* **Records excerpted from a collection**:
------------------------------------------------

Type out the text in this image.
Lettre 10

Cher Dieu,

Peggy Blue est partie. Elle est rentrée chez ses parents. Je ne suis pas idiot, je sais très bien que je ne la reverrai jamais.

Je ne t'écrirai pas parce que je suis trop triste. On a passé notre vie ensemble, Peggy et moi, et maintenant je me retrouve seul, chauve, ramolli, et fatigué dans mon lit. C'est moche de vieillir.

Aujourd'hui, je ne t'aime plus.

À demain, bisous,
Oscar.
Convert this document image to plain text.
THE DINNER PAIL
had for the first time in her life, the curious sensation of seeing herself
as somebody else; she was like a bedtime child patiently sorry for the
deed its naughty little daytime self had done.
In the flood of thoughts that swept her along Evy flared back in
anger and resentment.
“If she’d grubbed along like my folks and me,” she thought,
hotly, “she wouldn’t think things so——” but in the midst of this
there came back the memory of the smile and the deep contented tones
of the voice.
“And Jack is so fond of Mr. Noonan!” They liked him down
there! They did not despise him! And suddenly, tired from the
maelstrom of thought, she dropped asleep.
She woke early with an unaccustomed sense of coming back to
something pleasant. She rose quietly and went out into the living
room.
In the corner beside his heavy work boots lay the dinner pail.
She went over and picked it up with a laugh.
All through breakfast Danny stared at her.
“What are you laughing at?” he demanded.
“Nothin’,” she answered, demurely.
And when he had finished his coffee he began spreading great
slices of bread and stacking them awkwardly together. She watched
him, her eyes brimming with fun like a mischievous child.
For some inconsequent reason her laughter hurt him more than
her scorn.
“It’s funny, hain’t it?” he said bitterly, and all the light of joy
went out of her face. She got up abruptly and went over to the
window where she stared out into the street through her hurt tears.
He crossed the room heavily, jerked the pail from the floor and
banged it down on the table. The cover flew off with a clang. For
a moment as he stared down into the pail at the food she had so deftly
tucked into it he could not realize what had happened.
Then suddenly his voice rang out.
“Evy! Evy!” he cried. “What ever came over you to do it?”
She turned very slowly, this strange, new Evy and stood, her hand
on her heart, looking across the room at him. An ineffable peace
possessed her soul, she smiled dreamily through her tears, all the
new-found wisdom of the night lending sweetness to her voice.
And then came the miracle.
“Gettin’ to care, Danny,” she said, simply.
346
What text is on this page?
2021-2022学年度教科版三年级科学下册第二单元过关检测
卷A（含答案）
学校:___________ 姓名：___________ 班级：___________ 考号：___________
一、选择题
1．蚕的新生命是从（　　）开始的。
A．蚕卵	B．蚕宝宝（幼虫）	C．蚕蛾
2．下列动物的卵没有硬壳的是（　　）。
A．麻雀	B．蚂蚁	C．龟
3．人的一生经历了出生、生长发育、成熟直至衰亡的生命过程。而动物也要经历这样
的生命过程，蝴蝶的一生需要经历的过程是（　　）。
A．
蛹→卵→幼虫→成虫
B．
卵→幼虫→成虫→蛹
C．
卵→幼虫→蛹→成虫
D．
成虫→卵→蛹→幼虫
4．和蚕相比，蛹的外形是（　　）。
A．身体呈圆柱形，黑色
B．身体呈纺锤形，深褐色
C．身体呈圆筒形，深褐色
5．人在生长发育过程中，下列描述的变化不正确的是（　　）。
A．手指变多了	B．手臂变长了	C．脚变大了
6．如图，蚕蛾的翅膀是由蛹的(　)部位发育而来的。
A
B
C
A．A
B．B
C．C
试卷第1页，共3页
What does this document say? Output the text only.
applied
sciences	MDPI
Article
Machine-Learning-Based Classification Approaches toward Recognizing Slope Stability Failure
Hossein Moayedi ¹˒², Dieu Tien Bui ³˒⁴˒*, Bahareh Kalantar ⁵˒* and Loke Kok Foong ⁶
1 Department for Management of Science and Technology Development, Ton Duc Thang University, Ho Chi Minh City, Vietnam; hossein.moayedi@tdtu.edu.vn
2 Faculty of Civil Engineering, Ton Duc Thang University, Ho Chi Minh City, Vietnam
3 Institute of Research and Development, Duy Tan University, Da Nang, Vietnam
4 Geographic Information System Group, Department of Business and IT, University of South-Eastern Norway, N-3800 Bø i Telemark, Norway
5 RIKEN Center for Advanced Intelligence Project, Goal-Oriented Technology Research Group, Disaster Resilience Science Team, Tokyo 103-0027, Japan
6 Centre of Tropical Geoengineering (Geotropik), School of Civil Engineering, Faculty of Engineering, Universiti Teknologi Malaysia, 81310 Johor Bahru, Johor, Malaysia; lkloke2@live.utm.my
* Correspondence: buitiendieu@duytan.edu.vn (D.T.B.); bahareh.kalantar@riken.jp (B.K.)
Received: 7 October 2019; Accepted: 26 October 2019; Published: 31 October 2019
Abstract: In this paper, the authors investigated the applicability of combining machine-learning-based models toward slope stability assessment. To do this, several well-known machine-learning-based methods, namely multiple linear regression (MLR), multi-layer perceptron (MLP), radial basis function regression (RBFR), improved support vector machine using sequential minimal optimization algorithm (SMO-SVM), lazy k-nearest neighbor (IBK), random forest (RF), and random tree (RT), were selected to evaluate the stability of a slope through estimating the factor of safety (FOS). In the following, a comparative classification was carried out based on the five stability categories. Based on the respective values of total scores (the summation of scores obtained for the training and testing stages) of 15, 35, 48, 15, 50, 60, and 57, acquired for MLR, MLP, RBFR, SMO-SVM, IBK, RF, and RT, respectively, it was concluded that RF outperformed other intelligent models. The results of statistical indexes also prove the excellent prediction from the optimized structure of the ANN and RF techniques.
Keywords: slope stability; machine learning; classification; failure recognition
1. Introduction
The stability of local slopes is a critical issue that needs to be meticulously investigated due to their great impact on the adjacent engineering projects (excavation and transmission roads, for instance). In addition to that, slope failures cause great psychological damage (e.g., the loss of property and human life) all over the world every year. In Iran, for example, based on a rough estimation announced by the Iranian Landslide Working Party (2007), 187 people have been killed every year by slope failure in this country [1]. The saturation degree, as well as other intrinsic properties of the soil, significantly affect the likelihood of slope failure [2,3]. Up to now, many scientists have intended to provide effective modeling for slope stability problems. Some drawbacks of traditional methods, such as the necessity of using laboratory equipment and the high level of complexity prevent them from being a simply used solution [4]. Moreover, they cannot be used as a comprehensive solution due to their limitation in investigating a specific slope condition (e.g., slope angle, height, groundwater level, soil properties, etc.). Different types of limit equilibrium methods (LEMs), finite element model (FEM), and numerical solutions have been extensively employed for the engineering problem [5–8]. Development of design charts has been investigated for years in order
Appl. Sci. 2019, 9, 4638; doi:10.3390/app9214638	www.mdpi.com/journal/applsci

------------------------------------------------

* **Goal**: All entries must be repeated verbatim.

* **The completed task**:
Type out the text in this image.
Lettre 10

Cher Dieu,

Peggy Blue est partie. Elle est rentrée chez ses parents. Je ne suis pas idiot, je sais très bien que je ne la reverrai jamais.

Je ne t'écrirai pas parce que je suis trop triste. On a passé notre vie ensemble, Peggy et moi, et maintenant je me retrouve seul, chauve, ramolli, et fatigué dans mon lit. C'est moche de vieillir.

Aujourd'hui, je ne t'aime plus.

À demain, bisous,
Oscar.
Convert this document image to plain text.
THE DINNER PAIL
had for the first time in her life, the curious sensation of seeing herself
as somebody else; she was like a bedtime child patiently sorry for the
deed its naughty little daytime self had done.
In the flood of thoughts that swept her along Evy flared back in
anger and resentment.
“If she’d grubbed along like my folks and me,” she thought,
hotly, “she wouldn’t think things so——” but in the midst of this
there came back the memory of the smile and the deep contented tones
of the voice.
“And Jack is so fond of Mr. Noonan!” They liked him down
there! They did not despise him! And suddenly, tired from the
maelstrom of thought, she dropped asleep.
She woke early with an unaccustomed sense of coming back to
something pleasant. She rose quietly and went out into the living
room.
In the corner beside his heavy work boots lay the dinner pail.
She went over and picked it up with a laugh.
All through breakfast Danny stared at her.
“What are you laughing at?” he demanded.
“Nothin’,” she answered, demurely.
And when he had finished his coffee he began spreading great
slices of bread and stacking them awkwardly together. She watched
him, her eyes brimming with fun like a mischievous child.
For some inconsequent reason her laughter hurt him more than
her scorn.
“It’s funny, hain’t it?” he said bitterly, and all the light of joy
went out of her face. She got up abruptly and went over to the
window where she stared out into the street through her hurt tears.
He crossed the room heavily, jerked the pail from the floor and
banged it down on the table. The cover flew off with a clang. For
a moment as he stared down into the pail at the food she had so deftly
tucked into it he could not realize what had happened.
Then suddenly his voice rang out.
“Evy! Evy!” he cried. “What ever came over you to do it?”
She turned very slowly, this strange, new Evy and stood, her hand
on her heart, looking across the room at him. An ineffable peace
possessed her soul, she smiled dreamily through her tears, all the
new-found wisdom of the night lending sweetness to her voice.
And then came the miracle.
“Gettin’ to care, Danny,” she said, simply.
346
What text is on this page?
2021-2022学年度教科版三年级科学下册第二单元过关检测
卷A（含答案）
学校:___________ 姓名：___________ 班级：___________ 考号：___________
一、选择题
1．蚕的新生命是从（　　）开始的。
A．蚕卵	B．蚕宝宝（幼虫）	C．蚕蛾
2．下列动物的卵没有硬壳的是（　　）。
A．麻雀	B．蚂蚁	C．龟
3．人的一生经历了出生、生长发育、成熟直至衰亡的生命过程。而动物也要经历这样
的生命过程，蝴蝶的一生需要经历的过程是（　　）。
A．
蛹→卵→幼虫→成虫
B．
卵→幼虫→成虫→蛹
C．
卵→幼虫→蛹→成虫
D．
成虫→卵→蛹→幼虫
4．和蚕相比，蛹的外形是（　　）。
A．身体呈圆柱形，黑色
B．身体呈纺锤形，深褐色
C．身体呈圆筒形，深褐色
5．人在生长发育过程中，下列描述的变化不正确的是（　　）。
A．手指变多了	B．手臂变长了	C．脚变大了
6．如图，蚕蛾的翅膀是由蛹的(　)部位发育而来的。
A
B
C
A．A
B．B
C．C
试卷第1页，共3页
What does this document say? Output the text only.
applied
sciences	MDPI
Article
Machine-Learning-Based Classification Approaches toward Recognizing Slope Stability Failure
Hossein Moayedi ¹˒², Dieu Tien Bui ³˒⁴˒*, Bahareh Kalantar ⁵˒* and Loke Kok Foong ⁶
1 Department for Management of Science and Technology Development, Ton Duc Thang University, Ho Chi Minh City, Vietnam; hossein.moayedi@tdtu.edu.vn
2 Faculty of Civil Engineering, Ton Duc Thang University, Ho Chi Minh City, Vietnam
3 Institute of Research and Development, Duy Tan University, Da Nang, Vietnam
4 Geographic Information System Group, Department of Business and IT, University of South-Eastern Norway, N-3800 Bø i Telemark, Norway
5 RIKEN Center for Advanced Intelligence Project, Goal-Oriented Technology Research Group, Disaster Resilience Science Team, Tokyo 103-0027, Japan
6 Centre of Tropical Geoengineering (Geotropik), School of Civil Engineering, Faculty of Engineering, Universiti Teknologi Malaysia, 81310 Johor Bahru, Johor, Malaysia; lkloke2@live.utm.my
* Correspondence: buitiendieu@duytan.edu.vn (D.T.B.); bahareh.kalantar@riken.jp (B.K.)
Received: 7 October 2019; Accepted: 26 October 2019; Published: 31 October 2019
Abstract: In this paper, the authors investigated the applicability of combining machine-learning-based models toward slope stability assessment. To do this, several well-known machine-learning-based methods, namely multiple linear regression (MLR), multi-layer perceptron (MLP), radial basis function regression (RBFR), improved support vector machine using sequential minimal optimization algorithm (SMO-SVM), lazy k-nearest neighbor (IBK), random forest (RF), and random tree (RT), were selected to evaluate the stability of a slope through estimating the factor of safety (FOS). In the following, a comparative classification was carried out based on the five stability categories. Based on the respective values of total scores (the summation of scores obtained for the training and testing stages) of 15, 35, 48, 15, 50, 60, and 57, acquired for MLR, MLP, RBFR, SMO-SVM, IBK, RF, and RT, respectively, it was concluded that RF outperformed other intelligent models. The results of statistical indexes also prove the excellent prediction from the optimized structure of the ANN and RF techniques.
Keywords: slope stability; machine learning; classification; failure recognition
1. Introduction
The stability of local slopes is a critical issue that needs to be meticulously investigated due to their great impact on the adjacent engineering projects (excavation and transmission roads, for instance). In addition to that, slope failures cause great psychological damage (e.g., the loss of property and human life) all over the world every year. In Iran, for example, based on a rough estimation announced by the Iranian Landslide Working Party (2007), 187 people have been killed every year by slope failure in this country [1]. The saturation degree, as well as other intrinsic properties of the soil, significantly affect the likelihood of slope failure [2,3]. Up to now, many scientists have intended to provide effective modeling for slope stability problems. Some drawbacks of traditional methods, such as the necessity of using laboratory equipment and the high level of complexity prevent them from being a simply used solution [4]. Moreover, they cannot be used as a comprehensive solution due to their limitation in investigating a specific slope condition (e.g., slope angle, height, groundwater level, soil properties, etc.). Different types of limit equilibrium methods (LEMs), finite element model (FEM), and numerical solutions have been extensively employed for the engineering problem [5–8]. Development of design charts has been investigated for years in order
Appl. Sci. 2019, 9, 4638; doi:10.3390/app9214638	www.mdpi.com/journal/applsci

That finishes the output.